■ Request:
Reproduce the listing below character for character; drop every image.

────

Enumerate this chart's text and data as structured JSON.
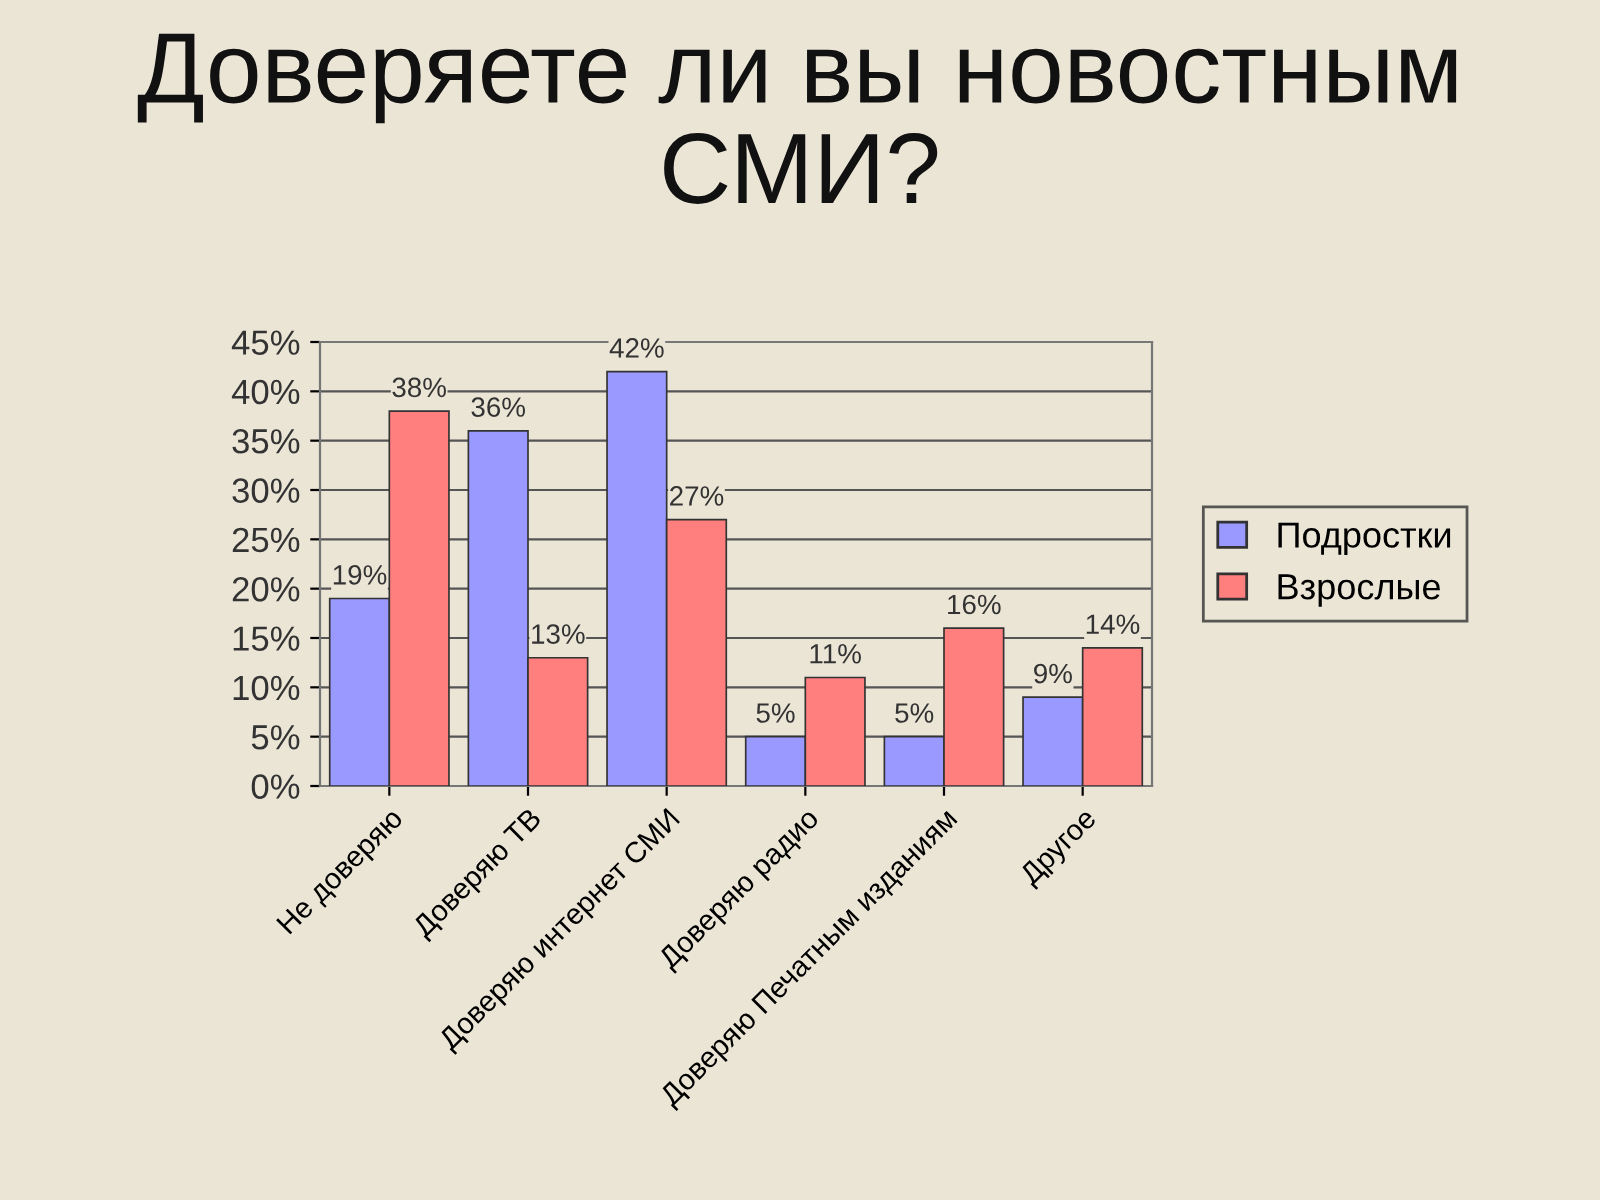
{
  "chart_data": {
    "type": "bar",
    "title": "Доверяете ли вы новостным СМИ?",
    "categories": [
      "Не доверяю",
      "Доверяю ТВ",
      "Доверяю интернет СМИ",
      "Доверяю радио",
      "Доверяю Печатным изданиям",
      "Другое"
    ],
    "series": [
      {
        "name": "Подростки",
        "color": "#9999ff",
        "values": [
          19,
          36,
          42,
          5,
          5,
          9
        ],
        "value_labels": [
          "19%",
          "36%",
          "42%",
          "5%",
          "5%",
          "9%"
        ]
      },
      {
        "name": "Взрослые",
        "color": "#ff7f7f",
        "values": [
          38,
          13,
          27,
          11,
          16,
          14
        ],
        "value_labels": [
          "38%",
          "13%",
          "27%",
          "11%",
          "16%",
          "14%"
        ]
      }
    ],
    "ylim": [
      0,
      45
    ],
    "yticks": [
      {
        "value": 0,
        "label": "0%"
      },
      {
        "value": 5,
        "label": "5%"
      },
      {
        "value": 10,
        "label": "10%"
      },
      {
        "value": 15,
        "label": "15%"
      },
      {
        "value": 20,
        "label": "20%"
      },
      {
        "value": 25,
        "label": "25%"
      },
      {
        "value": 30,
        "label": "30%"
      },
      {
        "value": 35,
        "label": "35%"
      },
      {
        "value": 40,
        "label": "40%"
      },
      {
        "value": 45,
        "label": "45%"
      }
    ],
    "grid": "y",
    "legend": "right"
  }
}
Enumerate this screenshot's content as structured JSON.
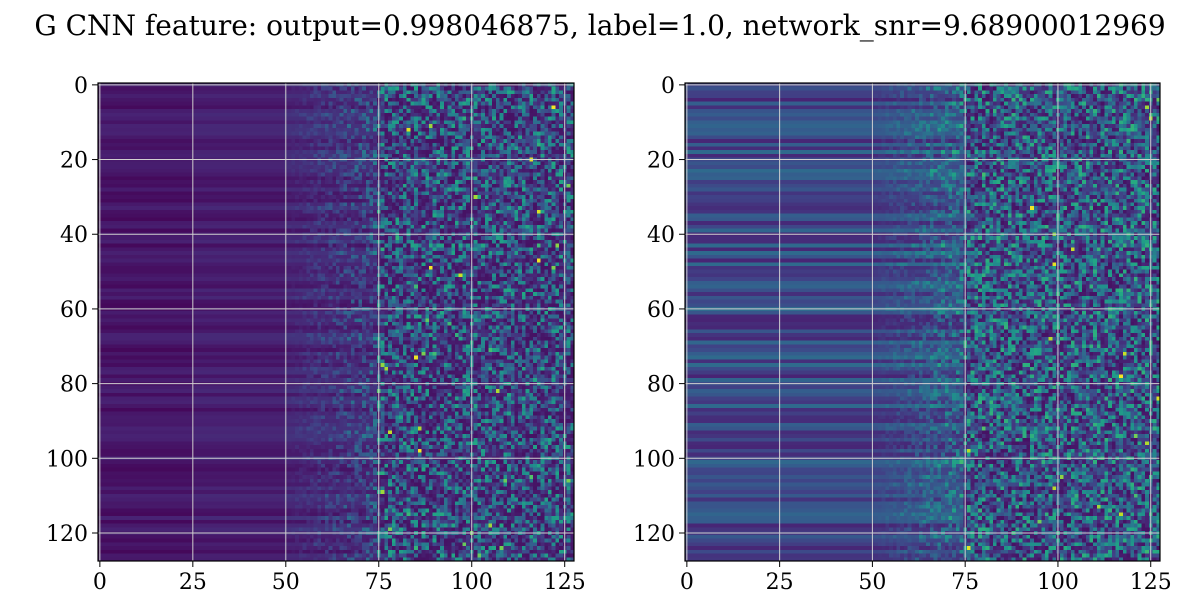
{
  "title": "G CNN feature: output=0.998046875, label=1.0, network_snr=9.68900012969",
  "chart_data": [
    {
      "type": "heatmap",
      "colormap": "viridis",
      "rows": 128,
      "cols": 128,
      "xlim": [
        0,
        127
      ],
      "ylim": [
        127,
        0
      ],
      "xticks": [
        "0",
        "25",
        "50",
        "75",
        "100",
        "125"
      ],
      "yticks": [
        "0",
        "20",
        "40",
        "60",
        "80",
        "100",
        "120"
      ],
      "grid": true
    },
    {
      "type": "heatmap",
      "colormap": "viridis",
      "rows": 128,
      "cols": 128,
      "xlim": [
        0,
        127
      ],
      "ylim": [
        127,
        0
      ],
      "xticks": [
        "0",
        "25",
        "50",
        "75",
        "100",
        "125"
      ],
      "yticks": [
        "0",
        "20",
        "40",
        "60",
        "80",
        "100",
        "120"
      ],
      "grid": true
    }
  ]
}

────

■ Written response:
Enumerate this chart's text and data as structured JSON.
{
  "chart_data": {
    "type": "bar",
    "title": "Доверяете ли вы новостным СМИ?",
    "categories": [
      "Не доверяю",
      "Доверяю ТВ",
      "Доверяю интернет СМИ",
      "Доверяю радио",
      "Доверяю Печатным изданиям",
      "Другое"
    ],
    "series": [
      {
        "name": "Подростки",
        "color": "#9999ff",
        "values": [
          19,
          36,
          42,
          5,
          5,
          9
        ],
        "value_labels": [
          "19%",
          "36%",
          "42%",
          "5%",
          "5%",
          "9%"
        ]
      },
      {
        "name": "Взрослые",
        "color": "#ff7f7f",
        "values": [
          38,
          13,
          27,
          11,
          16,
          14
        ],
        "value_labels": [
          "38%",
          "13%",
          "27%",
          "11%",
          "16%",
          "14%"
        ]
      }
    ],
    "ylim": [
      0,
      45
    ],
    "yticks": [
      {
        "value": 0,
        "label": "0%"
      },
      {
        "value": 5,
        "label": "5%"
      },
      {
        "value": 10,
        "label": "10%"
      },
      {
        "value": 15,
        "label": "15%"
      },
      {
        "value": 20,
        "label": "20%"
      },
      {
        "value": 25,
        "label": "25%"
      },
      {
        "value": 30,
        "label": "30%"
      },
      {
        "value": 35,
        "label": "35%"
      },
      {
        "value": 40,
        "label": "40%"
      },
      {
        "value": 45,
        "label": "45%"
      }
    ],
    "grid": "y",
    "legend": "right"
  }
}
Enumerate this screenshot's content as structured JSON.
{
  "title": "G CNN feature: output=0.998046875, label=1.0, network_snr=9.68900012969",
  "chart_data": [
    {
      "type": "heatmap",
      "colormap": "viridis",
      "rows": 128,
      "cols": 128,
      "xlim": [
        0,
        127
      ],
      "ylim": [
        127,
        0
      ],
      "xticks": [
        "0",
        "25",
        "50",
        "75",
        "100",
        "125"
      ],
      "yticks": [
        "0",
        "20",
        "40",
        "60",
        "80",
        "100",
        "120"
      ],
      "grid": true
    },
    {
      "type": "heatmap",
      "colormap": "viridis",
      "rows": 128,
      "cols": 128,
      "xlim": [
        0,
        127
      ],
      "ylim": [
        127,
        0
      ],
      "xticks": [
        "0",
        "25",
        "50",
        "75",
        "100",
        "125"
      ],
      "yticks": [
        "0",
        "20",
        "40",
        "60",
        "80",
        "100",
        "120"
      ],
      "grid": true
    }
  ]
}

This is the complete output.